**GOAL**
Skip the images. Copy the records exactly as written.
- - - - - - -
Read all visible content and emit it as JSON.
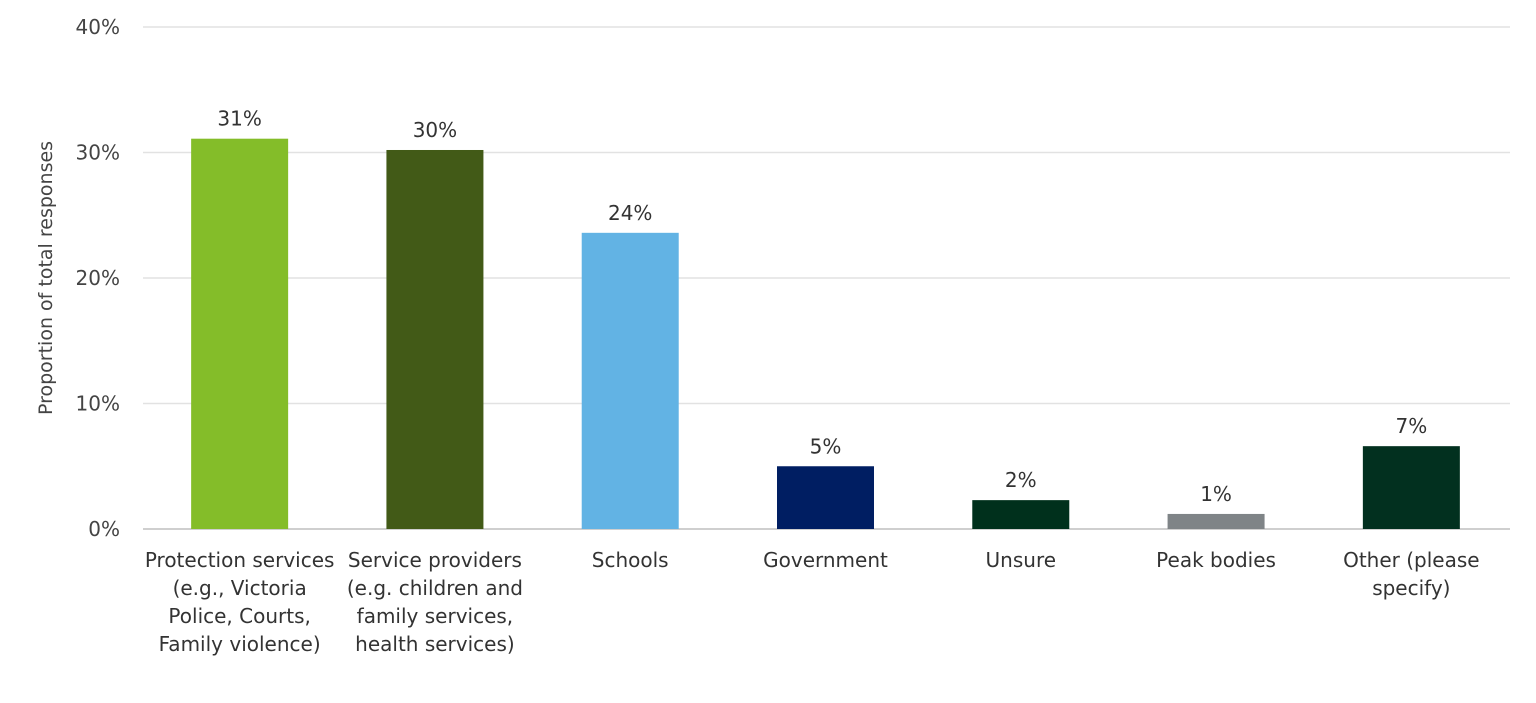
{
  "chart_data": {
    "type": "bar",
    "title": "",
    "xlabel": "",
    "ylabel": "Proportion of total responses",
    "ylim": [
      0,
      40
    ],
    "yticks": [
      0,
      10,
      20,
      30,
      40
    ],
    "ytick_labels": [
      "0%",
      "10%",
      "20%",
      "30%",
      "40%"
    ],
    "grid": "horizontal",
    "categories": [
      "Protection services (e.g., Victoria Police, Courts, Family violence)",
      "Service providers (e.g. children and family services, health services)",
      "Schools",
      "Government",
      "Unsure",
      "Peak bodies",
      "Other (please specify)"
    ],
    "values": [
      31.1,
      30.2,
      23.6,
      5.0,
      2.3,
      1.2,
      6.6
    ],
    "data_labels": [
      "31%",
      "30%",
      "24%",
      "5%",
      "2%",
      "1%",
      "7%"
    ],
    "colors": [
      "#84bd29",
      "#425a17",
      "#62b3e4",
      "#001e62",
      "#00301c",
      "#7f8487",
      "#02301f"
    ]
  }
}
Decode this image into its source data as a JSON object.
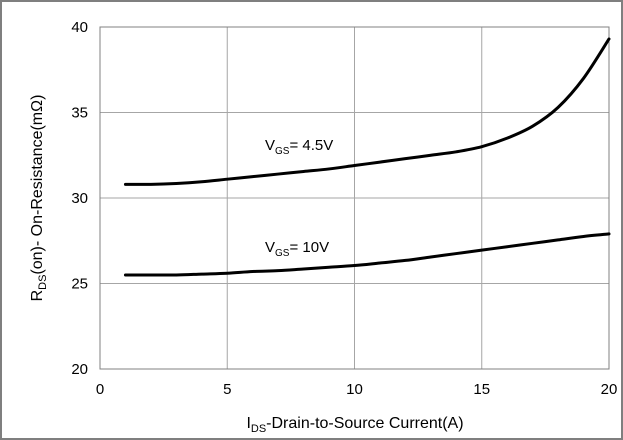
- - - - - - -
**RESPONSE FOR THIS EXERCISE**
Read all visible content and emit it as JSON.
{
  "chart_data": {
    "type": "bar",
    "title": "",
    "xlabel": "",
    "ylabel": "Proportion of total responses",
    "ylim": [
      0,
      40
    ],
    "yticks": [
      0,
      10,
      20,
      30,
      40
    ],
    "ytick_labels": [
      "0%",
      "10%",
      "20%",
      "30%",
      "40%"
    ],
    "grid": "horizontal",
    "categories": [
      "Protection services (e.g., Victoria Police, Courts, Family violence)",
      "Service providers (e.g. children and family services, health services)",
      "Schools",
      "Government",
      "Unsure",
      "Peak bodies",
      "Other (please specify)"
    ],
    "values": [
      31.1,
      30.2,
      23.6,
      5.0,
      2.3,
      1.2,
      6.6
    ],
    "data_labels": [
      "31%",
      "30%",
      "24%",
      "5%",
      "2%",
      "1%",
      "7%"
    ],
    "colors": [
      "#84bd29",
      "#425a17",
      "#62b3e4",
      "#001e62",
      "#00301c",
      "#7f8487",
      "#02301f"
    ]
  }
}
Decode this image into its source data as a JSON object.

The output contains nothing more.